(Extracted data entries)
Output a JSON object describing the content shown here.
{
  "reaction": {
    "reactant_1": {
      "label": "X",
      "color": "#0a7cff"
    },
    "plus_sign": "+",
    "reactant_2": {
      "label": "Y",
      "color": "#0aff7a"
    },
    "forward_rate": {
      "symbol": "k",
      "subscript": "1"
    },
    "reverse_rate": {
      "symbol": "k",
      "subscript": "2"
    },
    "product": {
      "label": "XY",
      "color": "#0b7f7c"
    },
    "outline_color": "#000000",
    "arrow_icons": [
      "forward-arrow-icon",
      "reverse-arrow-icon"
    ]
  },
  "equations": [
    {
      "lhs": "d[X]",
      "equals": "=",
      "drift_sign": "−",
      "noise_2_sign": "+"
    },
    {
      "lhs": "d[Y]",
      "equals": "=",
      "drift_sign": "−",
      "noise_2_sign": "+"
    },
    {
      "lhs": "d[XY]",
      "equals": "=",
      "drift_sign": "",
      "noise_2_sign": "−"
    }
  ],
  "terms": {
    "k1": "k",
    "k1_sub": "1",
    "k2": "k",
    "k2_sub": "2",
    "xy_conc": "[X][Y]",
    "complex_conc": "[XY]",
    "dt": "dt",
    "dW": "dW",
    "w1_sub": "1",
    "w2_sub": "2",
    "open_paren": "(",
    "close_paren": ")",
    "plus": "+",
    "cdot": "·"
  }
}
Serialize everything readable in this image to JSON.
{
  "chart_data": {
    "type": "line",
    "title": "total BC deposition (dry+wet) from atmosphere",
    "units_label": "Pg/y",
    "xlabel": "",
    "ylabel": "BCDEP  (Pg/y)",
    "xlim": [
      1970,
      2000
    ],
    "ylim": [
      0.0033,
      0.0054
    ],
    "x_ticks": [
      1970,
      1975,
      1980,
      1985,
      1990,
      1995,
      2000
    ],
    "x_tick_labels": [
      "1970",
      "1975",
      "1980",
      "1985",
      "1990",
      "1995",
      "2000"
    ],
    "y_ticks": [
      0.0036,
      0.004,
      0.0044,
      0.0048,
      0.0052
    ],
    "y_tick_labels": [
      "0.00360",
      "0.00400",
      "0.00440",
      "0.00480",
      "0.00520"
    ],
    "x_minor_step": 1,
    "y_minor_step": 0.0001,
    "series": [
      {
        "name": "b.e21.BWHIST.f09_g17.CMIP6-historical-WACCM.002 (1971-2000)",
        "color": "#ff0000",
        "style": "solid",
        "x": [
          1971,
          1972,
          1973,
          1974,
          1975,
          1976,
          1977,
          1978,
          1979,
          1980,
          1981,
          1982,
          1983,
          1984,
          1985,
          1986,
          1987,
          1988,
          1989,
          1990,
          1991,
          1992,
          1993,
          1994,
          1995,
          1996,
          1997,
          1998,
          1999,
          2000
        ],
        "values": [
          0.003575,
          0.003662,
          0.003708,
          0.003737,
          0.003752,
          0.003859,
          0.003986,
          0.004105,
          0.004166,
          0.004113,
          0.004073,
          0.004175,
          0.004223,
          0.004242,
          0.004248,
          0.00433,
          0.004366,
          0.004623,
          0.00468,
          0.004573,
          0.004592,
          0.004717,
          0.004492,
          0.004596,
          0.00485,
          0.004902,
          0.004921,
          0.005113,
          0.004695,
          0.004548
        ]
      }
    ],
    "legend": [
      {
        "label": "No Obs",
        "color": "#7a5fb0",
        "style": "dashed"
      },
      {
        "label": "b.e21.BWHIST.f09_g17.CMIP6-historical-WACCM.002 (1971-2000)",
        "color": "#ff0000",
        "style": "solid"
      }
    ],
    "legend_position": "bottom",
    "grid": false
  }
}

* **WORK TO COMPLETE**
Type out the whole listing above again, exactly as it stands.

* **REPLY**
Output a JSON object describing the content shown here.
{
  "reaction": {
    "reactant_1": {
      "label": "X",
      "color": "#0a7cff"
    },
    "plus_sign": "+",
    "reactant_2": {
      "label": "Y",
      "color": "#0aff7a"
    },
    "forward_rate": {
      "symbol": "k",
      "subscript": "1"
    },
    "reverse_rate": {
      "symbol": "k",
      "subscript": "2"
    },
    "product": {
      "label": "XY",
      "color": "#0b7f7c"
    },
    "outline_color": "#000000",
    "arrow_icons": [
      "forward-arrow-icon",
      "reverse-arrow-icon"
    ]
  },
  "equations": [
    {
      "lhs": "d[X]",
      "equals": "=",
      "drift_sign": "−",
      "noise_2_sign": "+"
    },
    {
      "lhs": "d[Y]",
      "equals": "=",
      "drift_sign": "−",
      "noise_2_sign": "+"
    },
    {
      "lhs": "d[XY]",
      "equals": "=",
      "drift_sign": "",
      "noise_2_sign": "−"
    }
  ],
  "terms": {
    "k1": "k",
    "k1_sub": "1",
    "k2": "k",
    "k2_sub": "2",
    "xy_conc": "[X][Y]",
    "complex_conc": "[XY]",
    "dt": "dt",
    "dW": "dW",
    "w1_sub": "1",
    "w2_sub": "2",
    "open_paren": "(",
    "close_paren": ")",
    "plus": "+",
    "cdot": "·"
  }
}
Serialize everything readable in this image to JSON.
{
  "chart_data": {
    "type": "line",
    "title": "total BC deposition (dry+wet) from atmosphere",
    "units_label": "Pg/y",
    "xlabel": "",
    "ylabel": "BCDEP  (Pg/y)",
    "xlim": [
      1970,
      2000
    ],
    "ylim": [
      0.0033,
      0.0054
    ],
    "x_ticks": [
      1970,
      1975,
      1980,
      1985,
      1990,
      1995,
      2000
    ],
    "x_tick_labels": [
      "1970",
      "1975",
      "1980",
      "1985",
      "1990",
      "1995",
      "2000"
    ],
    "y_ticks": [
      0.0036,
      0.004,
      0.0044,
      0.0048,
      0.0052
    ],
    "y_tick_labels": [
      "0.00360",
      "0.00400",
      "0.00440",
      "0.00480",
      "0.00520"
    ],
    "x_minor_step": 1,
    "y_minor_step": 0.0001,
    "series": [
      {
        "name": "b.e21.BWHIST.f09_g17.CMIP6-historical-WACCM.002 (1971-2000)",
        "color": "#ff0000",
        "style": "solid",
        "x": [
          1971,
          1972,
          1973,
          1974,
          1975,
          1976,
          1977,
          1978,
          1979,
          1980,
          1981,
          1982,
          1983,
          1984,
          1985,
          1986,
          1987,
          1988,
          1989,
          1990,
          1991,
          1992,
          1993,
          1994,
          1995,
          1996,
          1997,
          1998,
          1999,
          2000
        ],
        "values": [
          0.003575,
          0.003662,
          0.003708,
          0.003737,
          0.003752,
          0.003859,
          0.003986,
          0.004105,
          0.004166,
          0.004113,
          0.004073,
          0.004175,
          0.004223,
          0.004242,
          0.004248,
          0.00433,
          0.004366,
          0.004623,
          0.00468,
          0.004573,
          0.004592,
          0.004717,
          0.004492,
          0.004596,
          0.00485,
          0.004902,
          0.004921,
          0.005113,
          0.004695,
          0.004548
        ]
      }
    ],
    "legend": [
      {
        "label": "No Obs",
        "color": "#7a5fb0",
        "style": "dashed"
      },
      {
        "label": "b.e21.BWHIST.f09_g17.CMIP6-historical-WACCM.002 (1971-2000)",
        "color": "#ff0000",
        "style": "solid"
      }
    ],
    "legend_position": "bottom",
    "grid": false
  }
}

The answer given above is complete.